▸ A block of data:
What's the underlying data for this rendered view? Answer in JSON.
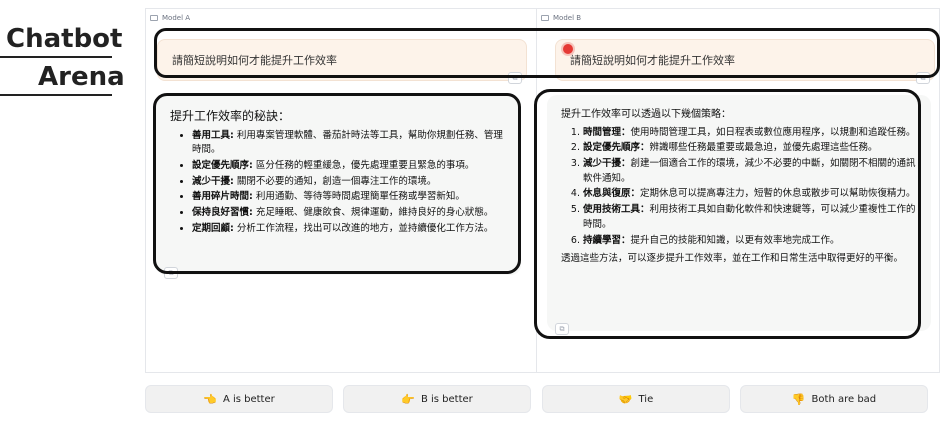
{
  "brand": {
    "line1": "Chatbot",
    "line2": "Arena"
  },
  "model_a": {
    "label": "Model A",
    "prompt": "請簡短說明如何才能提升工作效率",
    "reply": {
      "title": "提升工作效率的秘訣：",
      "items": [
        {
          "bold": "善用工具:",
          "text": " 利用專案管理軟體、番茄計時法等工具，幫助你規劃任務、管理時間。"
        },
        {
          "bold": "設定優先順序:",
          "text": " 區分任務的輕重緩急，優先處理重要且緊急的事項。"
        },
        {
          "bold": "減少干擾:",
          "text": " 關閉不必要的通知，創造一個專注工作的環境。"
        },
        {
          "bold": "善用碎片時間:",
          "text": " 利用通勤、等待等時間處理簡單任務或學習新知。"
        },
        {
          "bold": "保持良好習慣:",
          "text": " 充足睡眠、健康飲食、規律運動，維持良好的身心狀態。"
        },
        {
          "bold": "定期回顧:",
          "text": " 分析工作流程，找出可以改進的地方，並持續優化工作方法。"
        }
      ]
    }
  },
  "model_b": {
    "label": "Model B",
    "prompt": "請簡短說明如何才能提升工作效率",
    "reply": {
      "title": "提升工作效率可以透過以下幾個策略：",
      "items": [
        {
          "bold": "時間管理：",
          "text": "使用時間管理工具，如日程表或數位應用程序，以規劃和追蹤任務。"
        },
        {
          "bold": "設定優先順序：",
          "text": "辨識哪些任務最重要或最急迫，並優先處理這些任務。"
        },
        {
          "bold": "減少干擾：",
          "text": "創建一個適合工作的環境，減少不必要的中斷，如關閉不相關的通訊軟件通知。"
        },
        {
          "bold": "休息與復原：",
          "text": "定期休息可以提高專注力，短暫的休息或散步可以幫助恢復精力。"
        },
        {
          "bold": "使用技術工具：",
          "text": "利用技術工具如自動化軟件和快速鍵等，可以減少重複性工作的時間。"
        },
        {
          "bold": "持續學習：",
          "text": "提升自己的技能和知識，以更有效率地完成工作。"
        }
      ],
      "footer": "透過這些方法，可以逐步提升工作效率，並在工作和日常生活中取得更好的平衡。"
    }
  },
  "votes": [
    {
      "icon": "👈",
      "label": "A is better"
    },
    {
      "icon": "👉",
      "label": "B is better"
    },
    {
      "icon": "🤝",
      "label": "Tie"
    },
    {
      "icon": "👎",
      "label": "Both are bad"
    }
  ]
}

--

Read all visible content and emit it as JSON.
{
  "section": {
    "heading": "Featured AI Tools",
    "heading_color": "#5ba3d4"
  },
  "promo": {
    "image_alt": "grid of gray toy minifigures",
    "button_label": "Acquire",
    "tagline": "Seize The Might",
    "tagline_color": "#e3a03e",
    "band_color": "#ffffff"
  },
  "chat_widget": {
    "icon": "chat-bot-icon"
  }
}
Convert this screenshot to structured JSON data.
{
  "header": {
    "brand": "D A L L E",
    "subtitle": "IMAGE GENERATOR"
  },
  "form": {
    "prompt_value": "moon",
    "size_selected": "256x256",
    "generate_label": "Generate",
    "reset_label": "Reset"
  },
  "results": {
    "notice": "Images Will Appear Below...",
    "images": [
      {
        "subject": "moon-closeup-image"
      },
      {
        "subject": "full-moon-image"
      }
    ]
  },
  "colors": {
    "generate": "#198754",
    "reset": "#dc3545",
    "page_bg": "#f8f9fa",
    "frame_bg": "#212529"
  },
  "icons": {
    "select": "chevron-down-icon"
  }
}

...

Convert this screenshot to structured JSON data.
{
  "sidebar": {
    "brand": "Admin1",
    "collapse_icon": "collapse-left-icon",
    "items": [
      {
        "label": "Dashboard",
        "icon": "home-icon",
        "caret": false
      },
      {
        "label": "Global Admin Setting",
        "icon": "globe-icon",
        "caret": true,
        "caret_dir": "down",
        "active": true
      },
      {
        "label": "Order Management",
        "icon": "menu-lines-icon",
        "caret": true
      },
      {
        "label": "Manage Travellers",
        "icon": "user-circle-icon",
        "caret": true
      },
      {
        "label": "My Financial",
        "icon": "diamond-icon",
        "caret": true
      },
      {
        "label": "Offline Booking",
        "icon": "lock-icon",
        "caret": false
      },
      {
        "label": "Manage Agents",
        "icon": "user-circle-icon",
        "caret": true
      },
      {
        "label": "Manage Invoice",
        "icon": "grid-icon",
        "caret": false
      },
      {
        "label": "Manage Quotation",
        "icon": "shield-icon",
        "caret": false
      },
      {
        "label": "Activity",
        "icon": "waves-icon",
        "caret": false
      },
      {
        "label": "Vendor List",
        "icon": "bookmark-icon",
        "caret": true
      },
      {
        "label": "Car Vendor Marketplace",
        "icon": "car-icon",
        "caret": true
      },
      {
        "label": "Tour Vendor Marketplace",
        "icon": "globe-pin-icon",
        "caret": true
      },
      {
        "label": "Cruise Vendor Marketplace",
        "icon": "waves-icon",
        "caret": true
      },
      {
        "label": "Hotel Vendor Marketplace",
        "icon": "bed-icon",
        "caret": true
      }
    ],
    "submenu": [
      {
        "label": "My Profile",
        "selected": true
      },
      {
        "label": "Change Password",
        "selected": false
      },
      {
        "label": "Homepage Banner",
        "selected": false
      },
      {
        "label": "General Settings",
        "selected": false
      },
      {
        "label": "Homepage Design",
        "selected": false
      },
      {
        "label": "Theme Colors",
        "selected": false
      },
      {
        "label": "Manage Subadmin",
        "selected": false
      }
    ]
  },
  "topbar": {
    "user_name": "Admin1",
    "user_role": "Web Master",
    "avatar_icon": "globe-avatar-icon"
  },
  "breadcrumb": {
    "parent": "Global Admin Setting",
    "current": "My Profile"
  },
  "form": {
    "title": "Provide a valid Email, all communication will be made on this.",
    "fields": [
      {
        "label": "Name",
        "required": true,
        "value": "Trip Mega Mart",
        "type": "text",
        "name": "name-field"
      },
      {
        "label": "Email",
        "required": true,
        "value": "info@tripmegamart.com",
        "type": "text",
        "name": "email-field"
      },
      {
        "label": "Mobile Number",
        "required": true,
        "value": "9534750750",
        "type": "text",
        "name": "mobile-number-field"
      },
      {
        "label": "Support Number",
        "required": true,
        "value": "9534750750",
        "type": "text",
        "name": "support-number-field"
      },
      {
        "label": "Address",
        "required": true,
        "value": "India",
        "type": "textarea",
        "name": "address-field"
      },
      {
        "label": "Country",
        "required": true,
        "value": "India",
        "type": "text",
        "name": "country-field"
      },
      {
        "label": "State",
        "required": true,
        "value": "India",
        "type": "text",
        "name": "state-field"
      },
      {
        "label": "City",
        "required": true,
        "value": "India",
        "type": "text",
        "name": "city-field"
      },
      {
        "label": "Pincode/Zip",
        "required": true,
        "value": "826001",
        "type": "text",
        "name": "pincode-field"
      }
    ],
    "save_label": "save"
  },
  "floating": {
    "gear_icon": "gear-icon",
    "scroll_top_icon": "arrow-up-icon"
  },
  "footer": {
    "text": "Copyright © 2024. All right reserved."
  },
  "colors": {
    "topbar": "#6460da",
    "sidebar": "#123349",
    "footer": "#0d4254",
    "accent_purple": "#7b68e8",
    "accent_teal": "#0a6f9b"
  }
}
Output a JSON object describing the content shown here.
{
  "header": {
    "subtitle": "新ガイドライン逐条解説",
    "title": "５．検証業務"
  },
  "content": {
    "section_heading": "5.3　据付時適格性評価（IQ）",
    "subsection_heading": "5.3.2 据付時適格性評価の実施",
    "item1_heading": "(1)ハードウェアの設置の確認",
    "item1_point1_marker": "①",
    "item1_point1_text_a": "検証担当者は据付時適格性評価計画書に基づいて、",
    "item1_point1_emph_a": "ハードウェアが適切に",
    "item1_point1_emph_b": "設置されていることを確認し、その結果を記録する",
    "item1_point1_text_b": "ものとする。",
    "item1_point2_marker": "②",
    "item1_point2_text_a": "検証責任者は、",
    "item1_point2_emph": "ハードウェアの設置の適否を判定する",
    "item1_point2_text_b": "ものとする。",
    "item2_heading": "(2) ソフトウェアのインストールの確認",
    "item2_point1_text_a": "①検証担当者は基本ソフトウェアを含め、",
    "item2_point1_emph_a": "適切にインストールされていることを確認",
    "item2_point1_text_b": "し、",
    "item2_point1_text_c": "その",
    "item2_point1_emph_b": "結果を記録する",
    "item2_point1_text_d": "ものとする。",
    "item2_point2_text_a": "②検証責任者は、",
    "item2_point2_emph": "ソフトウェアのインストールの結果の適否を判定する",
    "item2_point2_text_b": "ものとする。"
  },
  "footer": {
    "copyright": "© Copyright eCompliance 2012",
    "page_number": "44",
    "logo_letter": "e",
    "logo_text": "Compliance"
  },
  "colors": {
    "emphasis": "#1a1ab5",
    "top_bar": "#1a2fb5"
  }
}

▸ Given request:
Only lines with the word "Vendor" should be collected from the material.

▸ Expected answer:
        "label": "Vendor List",
        "label": "Car Vendor Marketplace",
        "label": "Tour Vendor Marketplace",
        "label": "Cruise Vendor Marketplace",
        "label": "Hotel Vendor Marketplace",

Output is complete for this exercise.